Start of Dataset entries
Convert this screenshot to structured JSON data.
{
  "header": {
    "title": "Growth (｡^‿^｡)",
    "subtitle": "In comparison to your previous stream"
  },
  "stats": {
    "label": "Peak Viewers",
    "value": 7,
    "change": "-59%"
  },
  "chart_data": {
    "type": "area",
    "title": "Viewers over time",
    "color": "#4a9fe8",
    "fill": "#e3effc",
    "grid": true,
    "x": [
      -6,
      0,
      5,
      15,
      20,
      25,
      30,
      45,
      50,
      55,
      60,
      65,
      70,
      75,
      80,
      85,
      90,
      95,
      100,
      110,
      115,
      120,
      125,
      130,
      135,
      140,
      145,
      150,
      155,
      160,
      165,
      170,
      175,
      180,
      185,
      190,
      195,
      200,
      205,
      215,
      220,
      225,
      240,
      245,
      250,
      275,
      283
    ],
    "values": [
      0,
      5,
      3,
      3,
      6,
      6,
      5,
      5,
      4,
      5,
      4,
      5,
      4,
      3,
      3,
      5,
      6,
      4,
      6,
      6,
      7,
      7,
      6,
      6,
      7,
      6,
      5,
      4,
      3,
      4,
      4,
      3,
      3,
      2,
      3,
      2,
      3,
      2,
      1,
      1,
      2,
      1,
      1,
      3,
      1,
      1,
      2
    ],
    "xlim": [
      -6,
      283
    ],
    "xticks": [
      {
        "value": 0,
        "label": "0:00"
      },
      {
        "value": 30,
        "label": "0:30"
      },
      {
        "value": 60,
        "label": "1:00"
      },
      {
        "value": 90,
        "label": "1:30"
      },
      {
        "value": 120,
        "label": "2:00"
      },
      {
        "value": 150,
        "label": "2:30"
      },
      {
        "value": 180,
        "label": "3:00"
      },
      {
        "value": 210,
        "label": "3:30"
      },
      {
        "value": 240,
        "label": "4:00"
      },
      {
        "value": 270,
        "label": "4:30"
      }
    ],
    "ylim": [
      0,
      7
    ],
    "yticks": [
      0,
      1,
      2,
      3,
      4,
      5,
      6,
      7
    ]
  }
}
End of Dataset entries
Start of Dataset entries
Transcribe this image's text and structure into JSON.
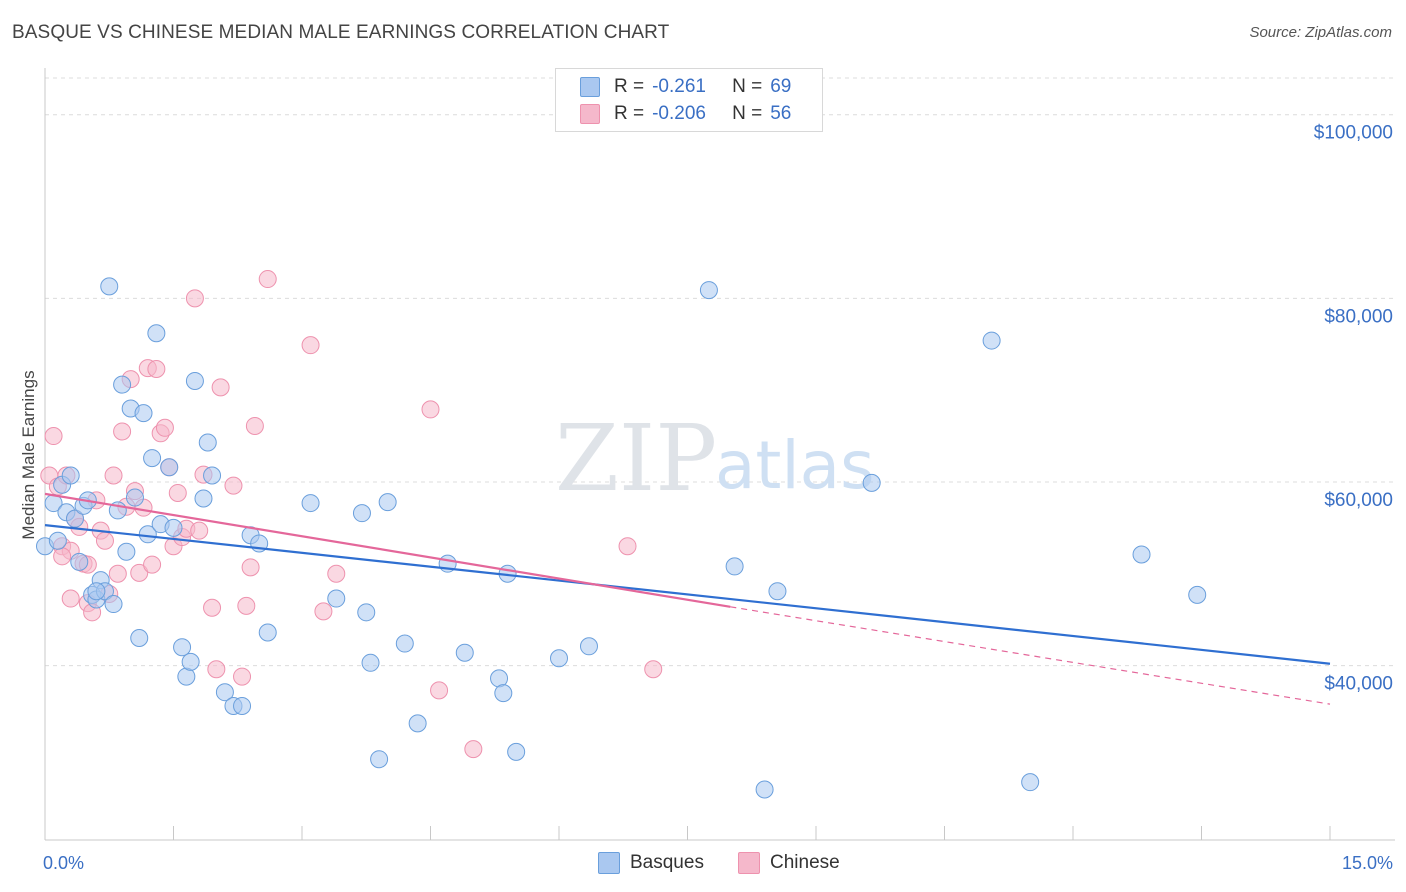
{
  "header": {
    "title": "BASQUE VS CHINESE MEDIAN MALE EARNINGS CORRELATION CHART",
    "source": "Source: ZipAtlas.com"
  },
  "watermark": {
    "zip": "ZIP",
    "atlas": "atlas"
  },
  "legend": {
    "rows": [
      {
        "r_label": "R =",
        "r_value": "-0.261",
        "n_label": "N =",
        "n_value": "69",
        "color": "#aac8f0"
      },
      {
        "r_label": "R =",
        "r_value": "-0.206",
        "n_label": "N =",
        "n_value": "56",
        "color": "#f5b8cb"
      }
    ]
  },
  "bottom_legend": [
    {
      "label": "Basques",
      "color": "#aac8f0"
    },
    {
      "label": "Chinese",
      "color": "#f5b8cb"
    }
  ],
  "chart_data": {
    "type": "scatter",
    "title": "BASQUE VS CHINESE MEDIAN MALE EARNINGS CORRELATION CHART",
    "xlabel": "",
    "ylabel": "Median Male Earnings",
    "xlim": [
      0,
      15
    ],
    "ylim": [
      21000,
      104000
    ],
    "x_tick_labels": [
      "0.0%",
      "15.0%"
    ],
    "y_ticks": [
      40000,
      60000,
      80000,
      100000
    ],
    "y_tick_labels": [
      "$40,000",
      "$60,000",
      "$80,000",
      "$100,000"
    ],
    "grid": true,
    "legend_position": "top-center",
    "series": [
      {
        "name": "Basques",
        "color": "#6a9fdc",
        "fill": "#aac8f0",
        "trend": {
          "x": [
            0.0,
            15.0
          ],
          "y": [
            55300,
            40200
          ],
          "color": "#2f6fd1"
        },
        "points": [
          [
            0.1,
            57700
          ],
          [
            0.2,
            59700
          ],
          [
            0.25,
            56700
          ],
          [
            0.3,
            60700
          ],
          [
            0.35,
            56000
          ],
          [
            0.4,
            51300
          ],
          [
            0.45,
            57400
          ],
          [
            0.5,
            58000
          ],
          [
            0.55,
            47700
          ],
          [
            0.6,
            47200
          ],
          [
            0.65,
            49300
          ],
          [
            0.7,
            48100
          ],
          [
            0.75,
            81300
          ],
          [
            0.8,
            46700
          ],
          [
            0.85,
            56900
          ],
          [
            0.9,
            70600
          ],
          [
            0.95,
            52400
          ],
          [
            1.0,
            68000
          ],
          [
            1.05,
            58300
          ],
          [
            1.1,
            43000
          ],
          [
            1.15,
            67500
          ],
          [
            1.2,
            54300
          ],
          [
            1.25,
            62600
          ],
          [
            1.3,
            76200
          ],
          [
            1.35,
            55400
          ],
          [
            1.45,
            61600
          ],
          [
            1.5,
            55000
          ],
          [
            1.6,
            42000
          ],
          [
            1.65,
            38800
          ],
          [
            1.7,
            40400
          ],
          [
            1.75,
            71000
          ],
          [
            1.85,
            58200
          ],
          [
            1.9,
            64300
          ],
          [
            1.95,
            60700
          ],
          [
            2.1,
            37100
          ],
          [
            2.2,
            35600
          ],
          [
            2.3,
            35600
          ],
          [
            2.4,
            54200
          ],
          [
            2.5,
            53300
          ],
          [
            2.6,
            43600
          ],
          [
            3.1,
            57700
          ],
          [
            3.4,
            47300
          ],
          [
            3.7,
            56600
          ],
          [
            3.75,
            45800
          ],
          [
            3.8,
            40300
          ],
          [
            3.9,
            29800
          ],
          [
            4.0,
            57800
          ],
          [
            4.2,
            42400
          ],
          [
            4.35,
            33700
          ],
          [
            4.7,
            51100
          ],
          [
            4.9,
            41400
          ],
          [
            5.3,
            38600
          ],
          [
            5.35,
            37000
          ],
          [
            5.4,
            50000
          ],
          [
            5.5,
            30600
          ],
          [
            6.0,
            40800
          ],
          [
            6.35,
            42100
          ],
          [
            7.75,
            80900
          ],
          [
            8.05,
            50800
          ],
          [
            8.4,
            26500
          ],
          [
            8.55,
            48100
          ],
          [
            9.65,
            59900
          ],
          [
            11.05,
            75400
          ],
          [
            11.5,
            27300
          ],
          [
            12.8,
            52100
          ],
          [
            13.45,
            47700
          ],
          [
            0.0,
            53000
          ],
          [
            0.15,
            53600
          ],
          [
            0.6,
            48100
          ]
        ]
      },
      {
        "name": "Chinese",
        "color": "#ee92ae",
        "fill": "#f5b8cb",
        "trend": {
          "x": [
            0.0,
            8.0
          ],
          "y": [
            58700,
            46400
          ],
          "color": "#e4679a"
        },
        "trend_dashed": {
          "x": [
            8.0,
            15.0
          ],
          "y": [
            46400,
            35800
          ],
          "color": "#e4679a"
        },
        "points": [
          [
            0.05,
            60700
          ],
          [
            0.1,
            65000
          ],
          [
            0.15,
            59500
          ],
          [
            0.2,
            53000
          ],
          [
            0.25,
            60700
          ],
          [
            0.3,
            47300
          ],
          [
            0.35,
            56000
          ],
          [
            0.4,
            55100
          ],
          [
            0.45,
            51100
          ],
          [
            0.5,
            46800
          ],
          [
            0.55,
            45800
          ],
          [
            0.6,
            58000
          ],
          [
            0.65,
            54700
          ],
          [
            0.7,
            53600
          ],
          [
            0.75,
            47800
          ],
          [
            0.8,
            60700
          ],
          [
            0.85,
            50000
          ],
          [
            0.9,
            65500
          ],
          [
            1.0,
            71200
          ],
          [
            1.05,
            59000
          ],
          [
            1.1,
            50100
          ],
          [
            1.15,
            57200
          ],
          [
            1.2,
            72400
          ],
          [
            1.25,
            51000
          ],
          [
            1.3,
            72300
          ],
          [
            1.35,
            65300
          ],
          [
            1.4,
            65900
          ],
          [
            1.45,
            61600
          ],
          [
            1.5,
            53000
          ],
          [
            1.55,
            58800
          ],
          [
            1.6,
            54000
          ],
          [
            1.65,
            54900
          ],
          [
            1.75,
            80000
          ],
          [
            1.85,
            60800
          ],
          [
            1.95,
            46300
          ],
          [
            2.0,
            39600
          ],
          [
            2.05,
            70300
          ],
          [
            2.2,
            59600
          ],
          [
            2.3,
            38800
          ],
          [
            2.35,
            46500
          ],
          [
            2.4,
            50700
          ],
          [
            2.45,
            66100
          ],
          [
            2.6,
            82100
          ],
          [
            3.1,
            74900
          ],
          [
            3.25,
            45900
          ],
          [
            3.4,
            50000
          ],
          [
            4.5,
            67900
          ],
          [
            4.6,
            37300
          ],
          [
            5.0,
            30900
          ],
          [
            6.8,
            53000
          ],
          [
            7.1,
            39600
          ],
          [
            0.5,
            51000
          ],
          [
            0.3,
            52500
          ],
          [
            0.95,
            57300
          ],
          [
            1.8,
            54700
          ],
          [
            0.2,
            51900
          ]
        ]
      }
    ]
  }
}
End of Dataset entries
Your objective:
Each line above that includes "JSON" should be shown.

Task output:
Convert this screenshot to structured JSON data.
Transcribe this image's text and structure into JSON.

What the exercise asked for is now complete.